-- start of STORED DATA --

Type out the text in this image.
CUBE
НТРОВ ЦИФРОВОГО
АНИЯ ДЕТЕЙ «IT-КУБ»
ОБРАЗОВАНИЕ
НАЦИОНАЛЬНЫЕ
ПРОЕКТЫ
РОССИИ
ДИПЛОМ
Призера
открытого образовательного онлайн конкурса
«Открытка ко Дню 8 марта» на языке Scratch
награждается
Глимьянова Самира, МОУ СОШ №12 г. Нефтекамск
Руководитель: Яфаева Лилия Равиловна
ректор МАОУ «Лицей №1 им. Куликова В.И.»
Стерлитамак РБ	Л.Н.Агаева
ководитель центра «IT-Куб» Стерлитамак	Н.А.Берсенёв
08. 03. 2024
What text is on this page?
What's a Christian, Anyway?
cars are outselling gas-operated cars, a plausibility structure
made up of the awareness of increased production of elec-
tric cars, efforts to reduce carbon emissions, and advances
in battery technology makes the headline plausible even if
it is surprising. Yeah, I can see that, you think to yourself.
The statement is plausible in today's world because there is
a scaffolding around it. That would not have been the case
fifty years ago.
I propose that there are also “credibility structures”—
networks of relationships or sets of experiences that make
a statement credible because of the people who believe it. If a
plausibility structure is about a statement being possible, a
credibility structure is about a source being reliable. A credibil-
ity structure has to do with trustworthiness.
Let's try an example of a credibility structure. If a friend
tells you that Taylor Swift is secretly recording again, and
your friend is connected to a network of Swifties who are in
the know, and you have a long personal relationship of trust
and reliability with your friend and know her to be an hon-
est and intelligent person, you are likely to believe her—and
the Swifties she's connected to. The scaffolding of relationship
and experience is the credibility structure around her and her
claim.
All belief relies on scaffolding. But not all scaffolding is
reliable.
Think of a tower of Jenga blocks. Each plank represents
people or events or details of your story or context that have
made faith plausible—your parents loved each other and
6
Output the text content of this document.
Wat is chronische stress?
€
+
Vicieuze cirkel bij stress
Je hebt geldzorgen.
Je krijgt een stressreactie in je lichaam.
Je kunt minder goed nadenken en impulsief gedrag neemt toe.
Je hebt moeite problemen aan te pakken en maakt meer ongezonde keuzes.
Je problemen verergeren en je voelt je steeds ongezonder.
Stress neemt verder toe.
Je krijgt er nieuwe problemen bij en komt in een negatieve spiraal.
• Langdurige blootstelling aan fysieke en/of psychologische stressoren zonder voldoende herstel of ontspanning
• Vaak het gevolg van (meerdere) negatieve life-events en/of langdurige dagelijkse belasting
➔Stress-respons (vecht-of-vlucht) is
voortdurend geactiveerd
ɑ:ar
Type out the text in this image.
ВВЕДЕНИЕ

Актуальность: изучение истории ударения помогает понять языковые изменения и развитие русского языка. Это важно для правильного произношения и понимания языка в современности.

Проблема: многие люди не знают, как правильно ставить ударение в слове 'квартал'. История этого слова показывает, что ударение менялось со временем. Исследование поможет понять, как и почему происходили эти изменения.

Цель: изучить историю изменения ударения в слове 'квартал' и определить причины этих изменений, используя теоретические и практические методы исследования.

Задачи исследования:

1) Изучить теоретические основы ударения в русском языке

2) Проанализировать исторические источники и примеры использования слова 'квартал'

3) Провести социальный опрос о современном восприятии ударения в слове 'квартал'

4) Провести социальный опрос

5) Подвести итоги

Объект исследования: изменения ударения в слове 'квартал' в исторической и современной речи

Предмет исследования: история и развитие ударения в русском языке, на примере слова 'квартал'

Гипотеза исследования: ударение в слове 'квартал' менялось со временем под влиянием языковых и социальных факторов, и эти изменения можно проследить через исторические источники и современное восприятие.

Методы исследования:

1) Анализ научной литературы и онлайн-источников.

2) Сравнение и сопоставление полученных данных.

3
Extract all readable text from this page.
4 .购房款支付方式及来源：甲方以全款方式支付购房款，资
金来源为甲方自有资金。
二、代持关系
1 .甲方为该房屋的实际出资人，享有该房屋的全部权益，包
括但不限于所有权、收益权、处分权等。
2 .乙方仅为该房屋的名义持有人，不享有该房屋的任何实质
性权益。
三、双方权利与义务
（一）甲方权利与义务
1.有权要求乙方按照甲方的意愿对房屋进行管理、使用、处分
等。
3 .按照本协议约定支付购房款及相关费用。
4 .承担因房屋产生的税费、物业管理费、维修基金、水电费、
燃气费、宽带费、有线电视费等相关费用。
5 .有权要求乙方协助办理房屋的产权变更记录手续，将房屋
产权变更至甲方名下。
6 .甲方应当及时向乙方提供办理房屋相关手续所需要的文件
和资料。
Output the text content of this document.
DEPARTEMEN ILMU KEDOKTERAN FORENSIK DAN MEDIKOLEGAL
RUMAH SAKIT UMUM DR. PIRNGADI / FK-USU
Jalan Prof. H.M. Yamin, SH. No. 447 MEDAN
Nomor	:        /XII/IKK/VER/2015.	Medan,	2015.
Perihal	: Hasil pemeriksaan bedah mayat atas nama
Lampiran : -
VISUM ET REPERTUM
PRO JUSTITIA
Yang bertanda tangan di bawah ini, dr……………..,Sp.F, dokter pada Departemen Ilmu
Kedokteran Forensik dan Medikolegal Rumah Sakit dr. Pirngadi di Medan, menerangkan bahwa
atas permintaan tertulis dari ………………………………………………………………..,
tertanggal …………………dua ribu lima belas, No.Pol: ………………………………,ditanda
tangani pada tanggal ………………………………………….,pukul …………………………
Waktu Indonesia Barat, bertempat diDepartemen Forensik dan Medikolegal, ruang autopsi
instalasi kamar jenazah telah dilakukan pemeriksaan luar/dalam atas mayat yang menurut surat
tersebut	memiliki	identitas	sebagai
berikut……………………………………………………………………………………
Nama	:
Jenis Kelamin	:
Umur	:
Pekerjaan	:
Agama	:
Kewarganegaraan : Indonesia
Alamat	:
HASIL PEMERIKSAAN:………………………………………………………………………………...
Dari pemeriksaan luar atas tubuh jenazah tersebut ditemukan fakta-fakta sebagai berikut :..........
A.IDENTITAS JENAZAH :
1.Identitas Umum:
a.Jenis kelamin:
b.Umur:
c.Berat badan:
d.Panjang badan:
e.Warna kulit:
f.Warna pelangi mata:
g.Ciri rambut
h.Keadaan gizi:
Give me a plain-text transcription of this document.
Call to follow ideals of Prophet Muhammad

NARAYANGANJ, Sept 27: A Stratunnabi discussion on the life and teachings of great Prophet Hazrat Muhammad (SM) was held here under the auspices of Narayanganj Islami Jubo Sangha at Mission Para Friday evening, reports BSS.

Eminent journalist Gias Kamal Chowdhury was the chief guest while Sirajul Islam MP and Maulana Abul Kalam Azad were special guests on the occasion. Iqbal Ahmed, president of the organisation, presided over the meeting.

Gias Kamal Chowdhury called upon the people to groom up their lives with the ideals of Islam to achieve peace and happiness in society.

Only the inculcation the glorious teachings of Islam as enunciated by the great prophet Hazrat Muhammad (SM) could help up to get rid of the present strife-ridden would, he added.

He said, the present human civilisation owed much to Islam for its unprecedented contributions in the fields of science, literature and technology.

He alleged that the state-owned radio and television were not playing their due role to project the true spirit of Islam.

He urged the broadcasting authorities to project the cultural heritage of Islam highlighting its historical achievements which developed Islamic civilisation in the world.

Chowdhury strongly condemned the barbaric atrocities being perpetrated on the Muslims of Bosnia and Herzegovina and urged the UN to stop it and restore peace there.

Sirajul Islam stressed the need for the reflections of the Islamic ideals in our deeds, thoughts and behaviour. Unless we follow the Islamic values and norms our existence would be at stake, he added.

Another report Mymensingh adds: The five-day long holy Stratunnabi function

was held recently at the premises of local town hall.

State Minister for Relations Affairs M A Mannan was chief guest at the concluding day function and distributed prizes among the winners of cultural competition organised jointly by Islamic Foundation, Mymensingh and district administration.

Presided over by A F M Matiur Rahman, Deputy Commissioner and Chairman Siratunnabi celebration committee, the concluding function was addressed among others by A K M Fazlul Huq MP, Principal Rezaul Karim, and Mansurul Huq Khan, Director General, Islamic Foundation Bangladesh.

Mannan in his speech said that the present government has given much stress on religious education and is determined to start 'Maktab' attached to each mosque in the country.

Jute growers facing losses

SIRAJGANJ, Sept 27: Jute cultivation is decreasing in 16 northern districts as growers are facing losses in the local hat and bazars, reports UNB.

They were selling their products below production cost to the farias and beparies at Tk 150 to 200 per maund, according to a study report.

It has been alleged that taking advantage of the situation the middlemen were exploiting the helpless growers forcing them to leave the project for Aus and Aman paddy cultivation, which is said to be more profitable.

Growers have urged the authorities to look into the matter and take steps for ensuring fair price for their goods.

-- end of STORED DATA --

* _REQUIRED TASK_
Pull out each line of the records holding the string "Indonesia".

* _REPLY_
Waktu Indonesia Barat, bertempat diDepartemen Forensik dan Medikolegal, ruang autopsi
Kewarganegaraan : Indonesia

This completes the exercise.